Short problem.
Copy out only the lines running from the one that contains "Read this page and output its text content." through the end of the listing. Pictures stay out.

Extracted data entries:
·····

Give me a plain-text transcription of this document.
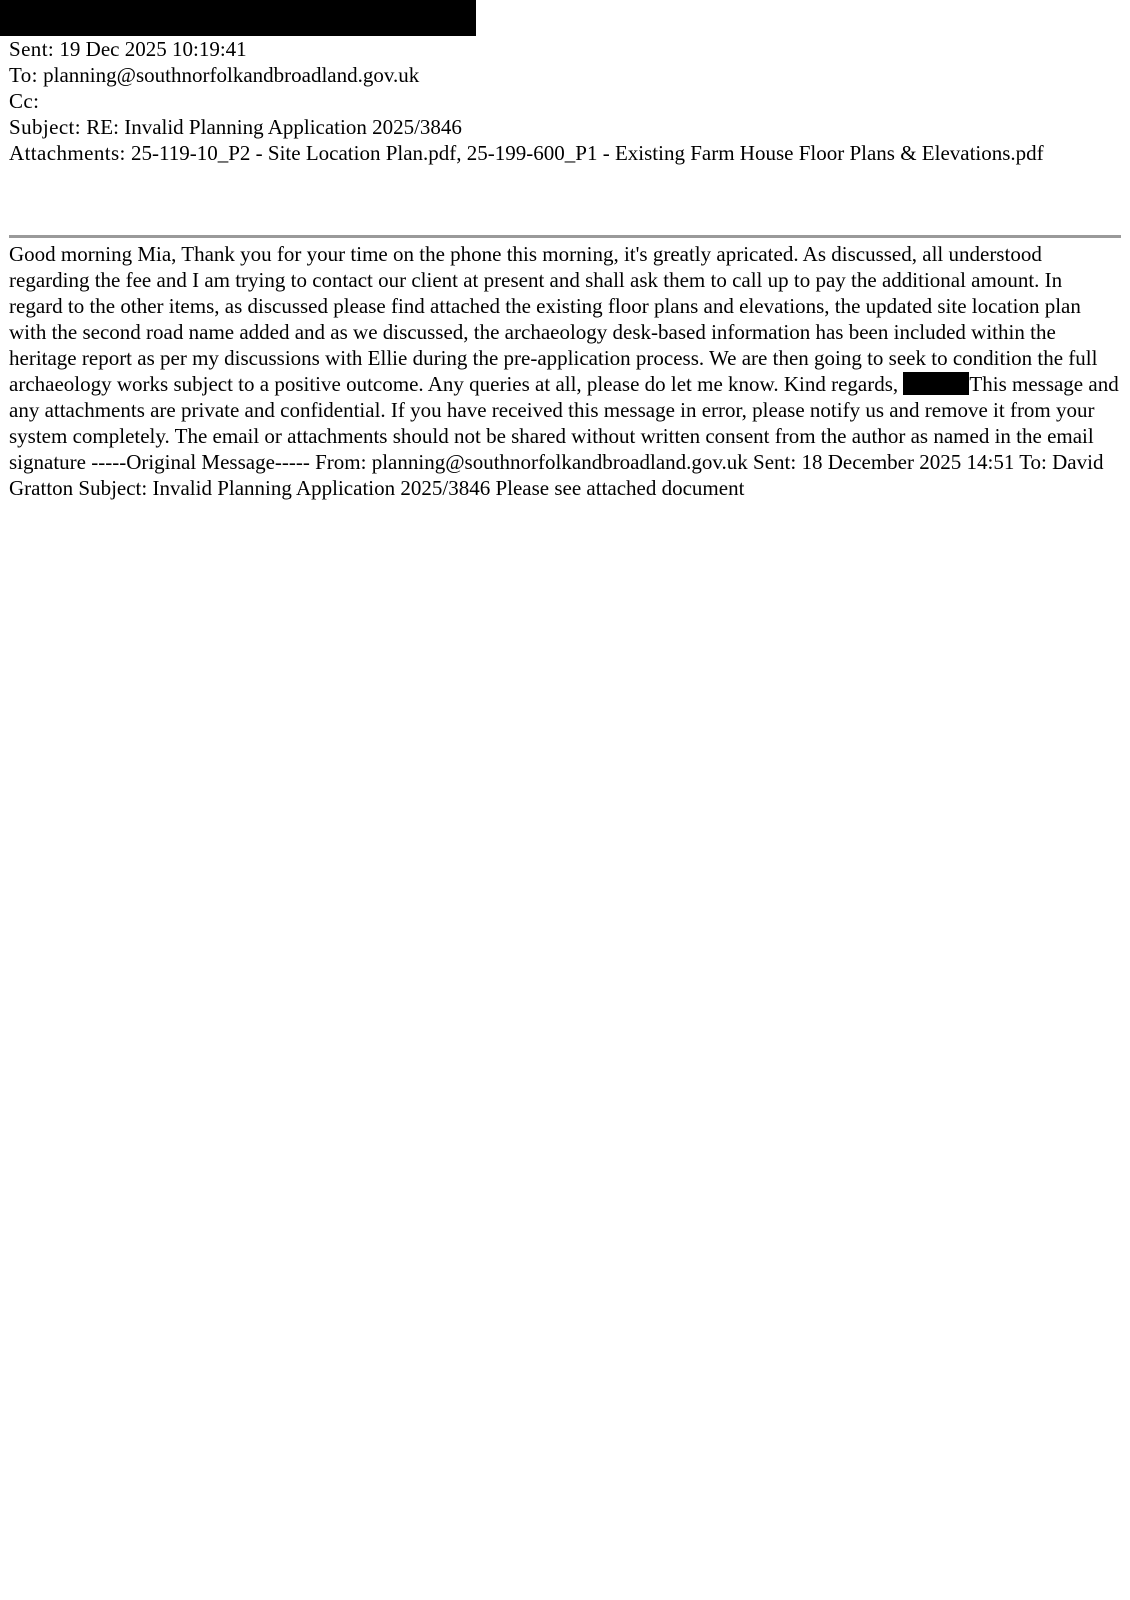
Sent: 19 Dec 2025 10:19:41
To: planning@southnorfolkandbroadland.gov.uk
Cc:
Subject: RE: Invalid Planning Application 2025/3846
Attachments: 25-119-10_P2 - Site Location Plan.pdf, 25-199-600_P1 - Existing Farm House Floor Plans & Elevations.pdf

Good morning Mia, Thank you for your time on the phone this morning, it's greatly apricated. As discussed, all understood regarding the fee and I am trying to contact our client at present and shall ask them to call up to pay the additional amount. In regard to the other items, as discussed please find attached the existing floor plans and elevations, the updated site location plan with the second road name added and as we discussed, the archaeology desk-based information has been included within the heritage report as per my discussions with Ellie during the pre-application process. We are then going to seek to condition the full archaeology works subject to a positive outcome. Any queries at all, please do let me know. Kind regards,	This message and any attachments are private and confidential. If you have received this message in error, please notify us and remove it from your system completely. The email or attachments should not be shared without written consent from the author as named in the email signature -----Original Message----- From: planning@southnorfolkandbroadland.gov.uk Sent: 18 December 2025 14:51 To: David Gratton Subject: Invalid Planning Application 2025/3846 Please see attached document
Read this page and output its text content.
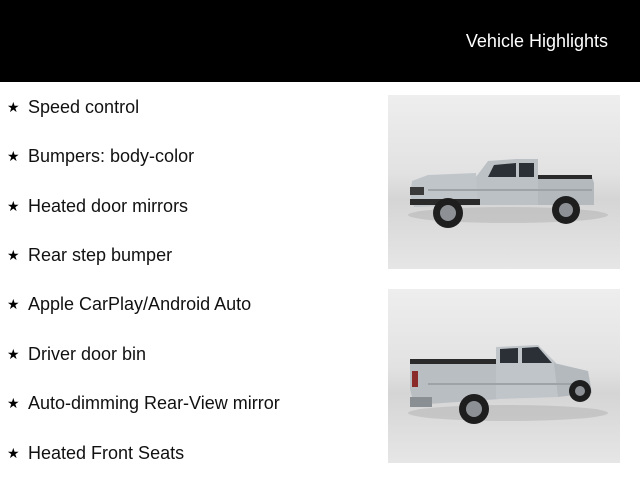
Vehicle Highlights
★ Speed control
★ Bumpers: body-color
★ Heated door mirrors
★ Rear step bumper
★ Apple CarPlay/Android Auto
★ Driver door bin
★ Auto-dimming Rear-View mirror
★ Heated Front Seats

·····

Output for this task.
Read this page and output its text content.
Vehicle Highlights
★ Speed control
★ Bumpers: body-color
★ Heated door mirrors
★ Rear step bumper
★ Apple CarPlay/Android Auto
★ Driver door bin
★ Auto-dimming Rear-View mirror
★ Heated Front Seats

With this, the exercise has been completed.